Stored records:
-- START --

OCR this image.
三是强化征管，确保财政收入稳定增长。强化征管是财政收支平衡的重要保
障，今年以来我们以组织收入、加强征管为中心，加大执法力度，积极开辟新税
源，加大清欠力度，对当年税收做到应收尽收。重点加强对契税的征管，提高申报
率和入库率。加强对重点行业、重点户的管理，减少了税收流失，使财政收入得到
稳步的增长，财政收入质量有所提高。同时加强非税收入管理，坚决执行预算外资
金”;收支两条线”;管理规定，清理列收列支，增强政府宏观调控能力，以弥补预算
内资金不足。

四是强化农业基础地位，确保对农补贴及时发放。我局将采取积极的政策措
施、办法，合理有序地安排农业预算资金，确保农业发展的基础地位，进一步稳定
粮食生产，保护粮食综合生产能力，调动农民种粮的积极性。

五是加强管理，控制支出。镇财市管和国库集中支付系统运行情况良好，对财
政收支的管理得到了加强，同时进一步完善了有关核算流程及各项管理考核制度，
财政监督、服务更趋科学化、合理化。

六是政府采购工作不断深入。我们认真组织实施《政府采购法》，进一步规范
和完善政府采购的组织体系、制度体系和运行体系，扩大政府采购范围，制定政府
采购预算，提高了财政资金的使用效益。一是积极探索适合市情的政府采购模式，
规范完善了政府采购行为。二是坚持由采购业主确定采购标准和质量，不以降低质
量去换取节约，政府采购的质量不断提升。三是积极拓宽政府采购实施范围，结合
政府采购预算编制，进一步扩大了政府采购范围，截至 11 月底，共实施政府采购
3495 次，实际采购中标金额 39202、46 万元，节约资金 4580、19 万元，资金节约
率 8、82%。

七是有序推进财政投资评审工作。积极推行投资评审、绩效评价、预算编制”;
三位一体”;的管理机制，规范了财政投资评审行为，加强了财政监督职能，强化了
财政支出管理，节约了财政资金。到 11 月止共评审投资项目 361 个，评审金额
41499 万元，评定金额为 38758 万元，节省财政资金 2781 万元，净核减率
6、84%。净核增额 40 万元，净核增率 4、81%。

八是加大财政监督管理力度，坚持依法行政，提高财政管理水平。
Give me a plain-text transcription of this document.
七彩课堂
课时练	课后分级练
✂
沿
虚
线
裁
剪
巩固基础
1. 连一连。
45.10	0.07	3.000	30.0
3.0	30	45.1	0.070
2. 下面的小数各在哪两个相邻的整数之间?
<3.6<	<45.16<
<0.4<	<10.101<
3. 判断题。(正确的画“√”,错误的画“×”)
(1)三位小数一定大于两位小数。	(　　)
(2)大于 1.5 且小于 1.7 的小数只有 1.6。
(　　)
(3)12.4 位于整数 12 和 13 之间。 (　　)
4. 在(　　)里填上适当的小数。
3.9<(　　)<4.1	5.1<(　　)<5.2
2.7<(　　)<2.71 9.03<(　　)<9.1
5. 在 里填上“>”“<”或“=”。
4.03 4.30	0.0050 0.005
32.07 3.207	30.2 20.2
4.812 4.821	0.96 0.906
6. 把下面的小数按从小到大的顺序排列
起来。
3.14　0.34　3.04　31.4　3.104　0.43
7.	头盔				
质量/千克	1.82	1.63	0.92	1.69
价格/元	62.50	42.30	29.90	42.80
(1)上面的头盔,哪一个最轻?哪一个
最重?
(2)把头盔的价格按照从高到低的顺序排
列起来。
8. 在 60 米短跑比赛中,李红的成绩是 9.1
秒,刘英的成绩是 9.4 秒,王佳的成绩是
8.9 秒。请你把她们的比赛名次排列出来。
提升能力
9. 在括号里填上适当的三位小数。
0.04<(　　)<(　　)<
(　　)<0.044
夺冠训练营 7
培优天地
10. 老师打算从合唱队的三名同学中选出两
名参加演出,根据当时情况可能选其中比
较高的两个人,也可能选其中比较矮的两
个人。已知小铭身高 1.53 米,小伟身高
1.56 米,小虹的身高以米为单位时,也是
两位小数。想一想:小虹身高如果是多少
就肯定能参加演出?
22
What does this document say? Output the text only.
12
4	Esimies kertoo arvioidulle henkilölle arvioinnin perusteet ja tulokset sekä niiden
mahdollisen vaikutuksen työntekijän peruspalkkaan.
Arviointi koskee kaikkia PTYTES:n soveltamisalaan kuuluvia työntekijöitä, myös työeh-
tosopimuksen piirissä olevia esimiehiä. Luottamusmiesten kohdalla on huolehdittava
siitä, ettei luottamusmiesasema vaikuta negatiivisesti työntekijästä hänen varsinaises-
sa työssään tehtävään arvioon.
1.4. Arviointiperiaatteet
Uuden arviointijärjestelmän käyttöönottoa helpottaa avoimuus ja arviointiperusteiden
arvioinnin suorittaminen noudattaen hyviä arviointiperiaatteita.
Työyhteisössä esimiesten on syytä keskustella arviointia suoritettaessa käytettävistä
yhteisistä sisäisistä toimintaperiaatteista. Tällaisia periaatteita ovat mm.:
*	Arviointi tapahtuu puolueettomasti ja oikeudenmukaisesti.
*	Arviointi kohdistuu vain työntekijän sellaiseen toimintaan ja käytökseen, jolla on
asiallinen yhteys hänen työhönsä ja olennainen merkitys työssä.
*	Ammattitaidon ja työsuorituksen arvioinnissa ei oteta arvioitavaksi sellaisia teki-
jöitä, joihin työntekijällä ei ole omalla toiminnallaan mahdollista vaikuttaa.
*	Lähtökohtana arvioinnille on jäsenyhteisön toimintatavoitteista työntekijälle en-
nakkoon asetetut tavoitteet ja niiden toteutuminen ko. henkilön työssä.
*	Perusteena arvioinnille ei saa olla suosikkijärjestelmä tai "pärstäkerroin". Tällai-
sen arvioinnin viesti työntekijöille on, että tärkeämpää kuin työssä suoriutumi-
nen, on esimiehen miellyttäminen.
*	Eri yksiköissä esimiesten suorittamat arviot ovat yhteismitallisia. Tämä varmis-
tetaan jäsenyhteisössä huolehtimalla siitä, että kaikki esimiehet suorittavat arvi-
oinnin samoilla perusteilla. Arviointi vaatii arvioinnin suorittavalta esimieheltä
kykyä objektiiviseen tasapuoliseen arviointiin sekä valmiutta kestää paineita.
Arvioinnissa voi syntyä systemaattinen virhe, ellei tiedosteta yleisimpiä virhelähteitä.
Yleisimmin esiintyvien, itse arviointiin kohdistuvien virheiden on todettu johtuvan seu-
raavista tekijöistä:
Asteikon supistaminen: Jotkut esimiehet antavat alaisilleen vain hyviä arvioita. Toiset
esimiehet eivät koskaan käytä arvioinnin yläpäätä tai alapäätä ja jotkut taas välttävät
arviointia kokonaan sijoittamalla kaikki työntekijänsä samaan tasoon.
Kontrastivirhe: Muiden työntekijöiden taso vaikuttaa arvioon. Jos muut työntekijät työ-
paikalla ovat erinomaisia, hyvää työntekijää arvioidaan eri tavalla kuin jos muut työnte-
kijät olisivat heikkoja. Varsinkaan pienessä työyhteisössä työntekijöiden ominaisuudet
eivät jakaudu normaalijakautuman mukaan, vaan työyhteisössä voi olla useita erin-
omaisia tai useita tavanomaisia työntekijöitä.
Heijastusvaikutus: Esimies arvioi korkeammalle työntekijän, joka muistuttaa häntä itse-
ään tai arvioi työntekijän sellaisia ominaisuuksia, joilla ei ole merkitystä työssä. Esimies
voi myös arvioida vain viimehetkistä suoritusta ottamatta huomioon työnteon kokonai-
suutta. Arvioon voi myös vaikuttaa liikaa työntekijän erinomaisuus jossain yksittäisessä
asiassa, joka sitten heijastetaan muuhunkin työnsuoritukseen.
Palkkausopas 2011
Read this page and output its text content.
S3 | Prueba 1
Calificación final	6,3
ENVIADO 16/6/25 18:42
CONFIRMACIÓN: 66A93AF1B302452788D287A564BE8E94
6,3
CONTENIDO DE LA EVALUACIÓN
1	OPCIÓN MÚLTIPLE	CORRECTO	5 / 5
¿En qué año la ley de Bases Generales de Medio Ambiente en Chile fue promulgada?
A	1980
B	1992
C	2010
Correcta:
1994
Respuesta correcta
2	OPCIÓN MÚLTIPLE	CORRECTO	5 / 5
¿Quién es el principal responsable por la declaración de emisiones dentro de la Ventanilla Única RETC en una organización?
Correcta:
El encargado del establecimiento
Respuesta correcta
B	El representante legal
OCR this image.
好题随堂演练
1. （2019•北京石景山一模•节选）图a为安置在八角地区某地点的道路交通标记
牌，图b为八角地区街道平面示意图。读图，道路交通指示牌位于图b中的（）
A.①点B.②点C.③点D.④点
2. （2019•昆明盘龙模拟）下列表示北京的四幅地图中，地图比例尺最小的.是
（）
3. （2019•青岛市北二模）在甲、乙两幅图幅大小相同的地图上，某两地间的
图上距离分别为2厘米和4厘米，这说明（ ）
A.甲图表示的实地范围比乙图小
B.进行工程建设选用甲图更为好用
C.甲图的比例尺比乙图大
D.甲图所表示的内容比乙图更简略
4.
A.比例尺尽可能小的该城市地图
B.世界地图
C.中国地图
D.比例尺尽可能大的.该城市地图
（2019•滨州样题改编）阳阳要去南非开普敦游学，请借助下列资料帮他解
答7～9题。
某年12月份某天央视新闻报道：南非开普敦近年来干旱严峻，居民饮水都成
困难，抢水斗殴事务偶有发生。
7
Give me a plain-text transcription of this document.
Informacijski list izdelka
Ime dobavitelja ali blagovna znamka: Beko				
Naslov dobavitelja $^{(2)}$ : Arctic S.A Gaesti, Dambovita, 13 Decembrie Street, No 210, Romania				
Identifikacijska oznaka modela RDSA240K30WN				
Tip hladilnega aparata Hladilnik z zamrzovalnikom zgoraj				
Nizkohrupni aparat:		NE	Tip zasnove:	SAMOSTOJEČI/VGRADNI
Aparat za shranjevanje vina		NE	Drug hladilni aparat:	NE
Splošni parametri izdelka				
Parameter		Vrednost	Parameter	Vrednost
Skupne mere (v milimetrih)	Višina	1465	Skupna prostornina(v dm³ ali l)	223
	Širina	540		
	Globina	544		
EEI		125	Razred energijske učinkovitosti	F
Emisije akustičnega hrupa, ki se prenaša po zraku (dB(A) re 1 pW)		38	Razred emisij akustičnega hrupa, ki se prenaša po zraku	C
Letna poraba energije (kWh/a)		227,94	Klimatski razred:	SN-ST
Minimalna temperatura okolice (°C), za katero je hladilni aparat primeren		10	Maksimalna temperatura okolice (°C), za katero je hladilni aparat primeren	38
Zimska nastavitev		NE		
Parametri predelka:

-- END --

- **Work required**: Search the records for the word "arviointia" and copy every line where it occurs.

- **Written solution**:
Työyhteisössä esimiesten on syytä keskustella arviointia suoritettaessa käytettävistä
arviointia kokonaan sijoittamalla kaikki työntekijänsä samaan tasoon.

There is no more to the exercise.